Figure record listings:
# # # # # # #
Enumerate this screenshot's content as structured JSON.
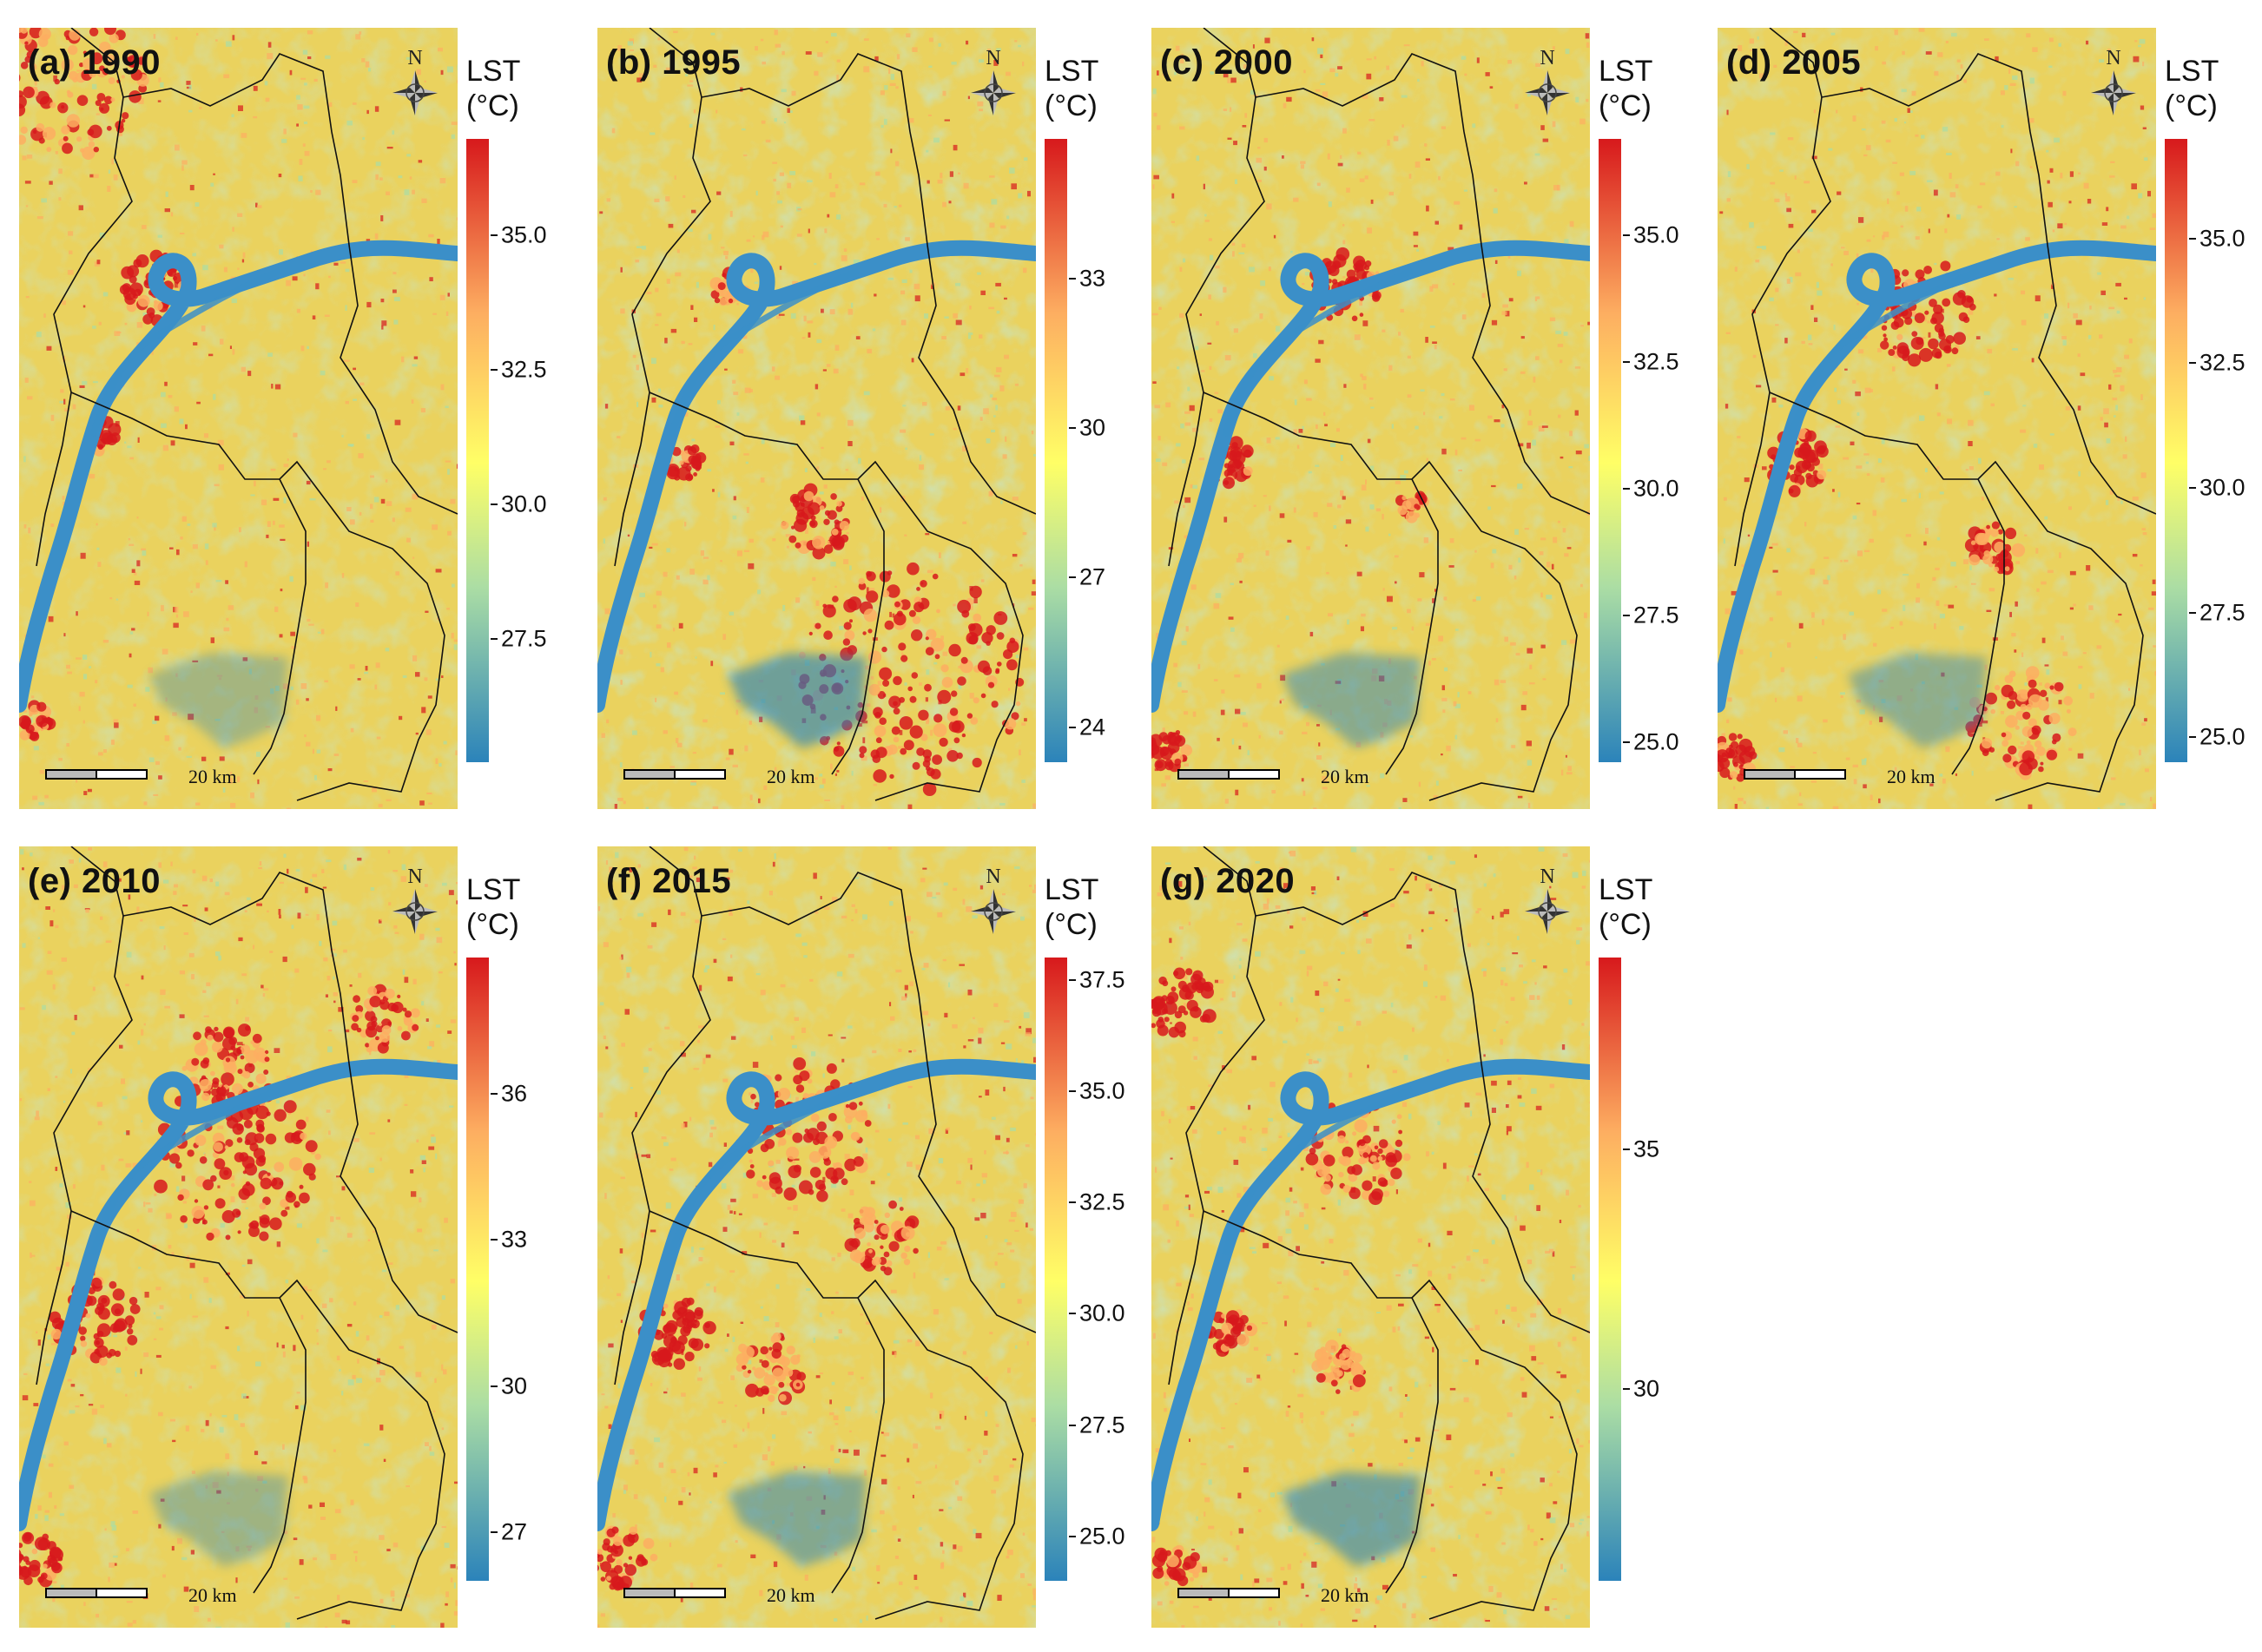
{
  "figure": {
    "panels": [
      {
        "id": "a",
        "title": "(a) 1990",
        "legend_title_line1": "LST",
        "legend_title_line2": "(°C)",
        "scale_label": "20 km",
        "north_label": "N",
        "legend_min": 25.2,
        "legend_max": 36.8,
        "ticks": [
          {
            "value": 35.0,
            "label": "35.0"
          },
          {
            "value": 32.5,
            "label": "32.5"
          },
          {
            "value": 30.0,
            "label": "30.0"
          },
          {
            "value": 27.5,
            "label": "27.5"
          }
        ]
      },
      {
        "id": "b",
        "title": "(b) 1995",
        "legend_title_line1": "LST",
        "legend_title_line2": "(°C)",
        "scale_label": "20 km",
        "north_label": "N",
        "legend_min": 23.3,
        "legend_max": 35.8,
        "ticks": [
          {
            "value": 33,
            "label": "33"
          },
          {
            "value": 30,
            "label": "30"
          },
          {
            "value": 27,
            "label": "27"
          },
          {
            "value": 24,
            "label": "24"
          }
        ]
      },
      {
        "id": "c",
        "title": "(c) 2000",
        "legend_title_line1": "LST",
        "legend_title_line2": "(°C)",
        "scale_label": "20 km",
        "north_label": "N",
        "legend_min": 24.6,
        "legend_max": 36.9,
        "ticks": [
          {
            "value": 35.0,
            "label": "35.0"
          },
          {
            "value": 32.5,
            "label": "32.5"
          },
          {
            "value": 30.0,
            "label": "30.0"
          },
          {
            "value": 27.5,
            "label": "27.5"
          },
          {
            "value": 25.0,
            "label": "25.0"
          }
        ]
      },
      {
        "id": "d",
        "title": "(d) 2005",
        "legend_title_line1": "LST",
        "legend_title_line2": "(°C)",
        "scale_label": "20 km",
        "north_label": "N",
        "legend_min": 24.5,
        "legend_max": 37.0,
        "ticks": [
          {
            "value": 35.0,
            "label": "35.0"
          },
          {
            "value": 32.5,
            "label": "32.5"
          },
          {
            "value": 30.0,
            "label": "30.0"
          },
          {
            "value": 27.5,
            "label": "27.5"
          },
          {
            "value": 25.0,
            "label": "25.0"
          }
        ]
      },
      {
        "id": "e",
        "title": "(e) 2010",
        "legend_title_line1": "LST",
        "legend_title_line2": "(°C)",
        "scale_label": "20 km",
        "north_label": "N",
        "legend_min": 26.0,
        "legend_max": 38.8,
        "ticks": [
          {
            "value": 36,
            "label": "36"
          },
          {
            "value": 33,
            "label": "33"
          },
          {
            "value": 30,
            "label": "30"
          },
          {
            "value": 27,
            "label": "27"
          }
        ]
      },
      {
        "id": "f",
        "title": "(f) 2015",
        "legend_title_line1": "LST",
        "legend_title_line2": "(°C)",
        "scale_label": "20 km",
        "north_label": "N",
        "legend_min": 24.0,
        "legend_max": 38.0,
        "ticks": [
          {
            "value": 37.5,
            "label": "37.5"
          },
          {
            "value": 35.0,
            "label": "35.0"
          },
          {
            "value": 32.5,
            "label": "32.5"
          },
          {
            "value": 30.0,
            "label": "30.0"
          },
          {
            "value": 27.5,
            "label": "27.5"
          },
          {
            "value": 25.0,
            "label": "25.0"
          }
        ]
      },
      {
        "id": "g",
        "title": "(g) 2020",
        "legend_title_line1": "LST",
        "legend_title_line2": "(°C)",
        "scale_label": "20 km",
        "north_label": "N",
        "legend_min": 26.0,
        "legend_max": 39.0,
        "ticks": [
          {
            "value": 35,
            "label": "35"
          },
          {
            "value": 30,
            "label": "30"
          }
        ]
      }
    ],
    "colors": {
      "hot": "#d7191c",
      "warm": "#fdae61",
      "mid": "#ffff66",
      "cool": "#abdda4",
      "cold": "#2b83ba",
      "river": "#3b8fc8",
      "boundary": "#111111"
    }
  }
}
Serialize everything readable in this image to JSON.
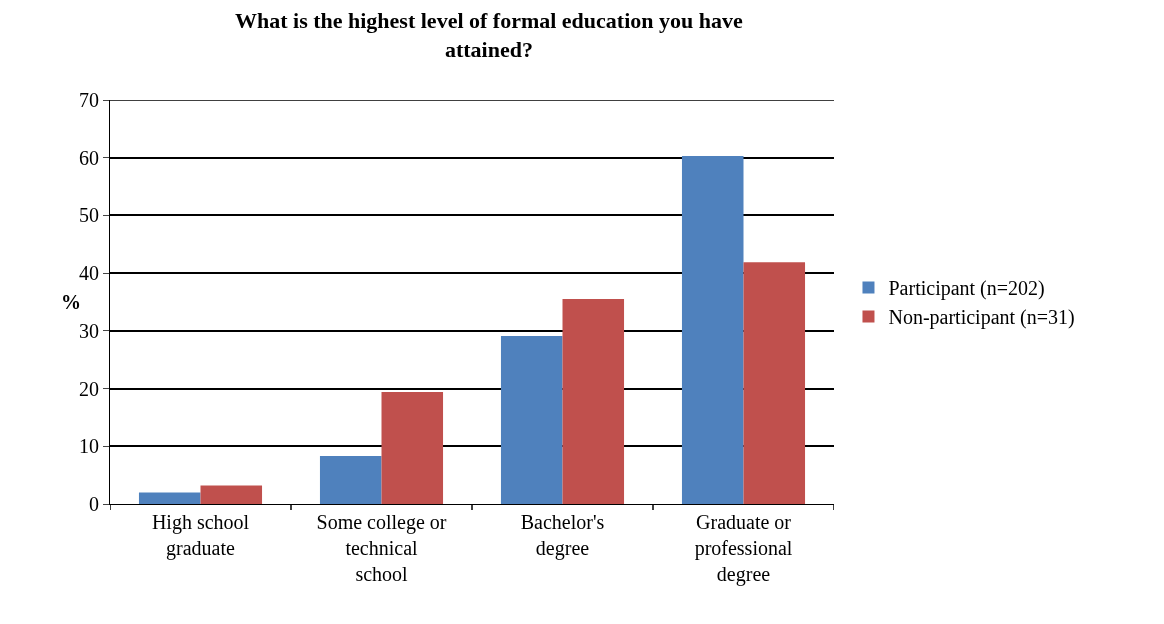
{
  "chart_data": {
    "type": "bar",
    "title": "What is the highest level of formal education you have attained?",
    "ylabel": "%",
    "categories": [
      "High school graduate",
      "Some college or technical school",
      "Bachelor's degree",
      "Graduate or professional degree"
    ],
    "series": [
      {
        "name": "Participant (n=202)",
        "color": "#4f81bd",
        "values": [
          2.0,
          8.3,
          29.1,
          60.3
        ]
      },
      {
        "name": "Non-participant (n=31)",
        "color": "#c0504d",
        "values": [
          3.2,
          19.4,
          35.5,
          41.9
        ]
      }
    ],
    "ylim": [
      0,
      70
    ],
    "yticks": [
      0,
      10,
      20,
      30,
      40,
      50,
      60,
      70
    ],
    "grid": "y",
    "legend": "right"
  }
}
# # # # # # #
SHORT TASK: Find the word "this" and list each line it appears in.

RESULT BELOW:
Enumerate this screenshot's content as structured JSON.
Serialize everything readable in this image to JSON.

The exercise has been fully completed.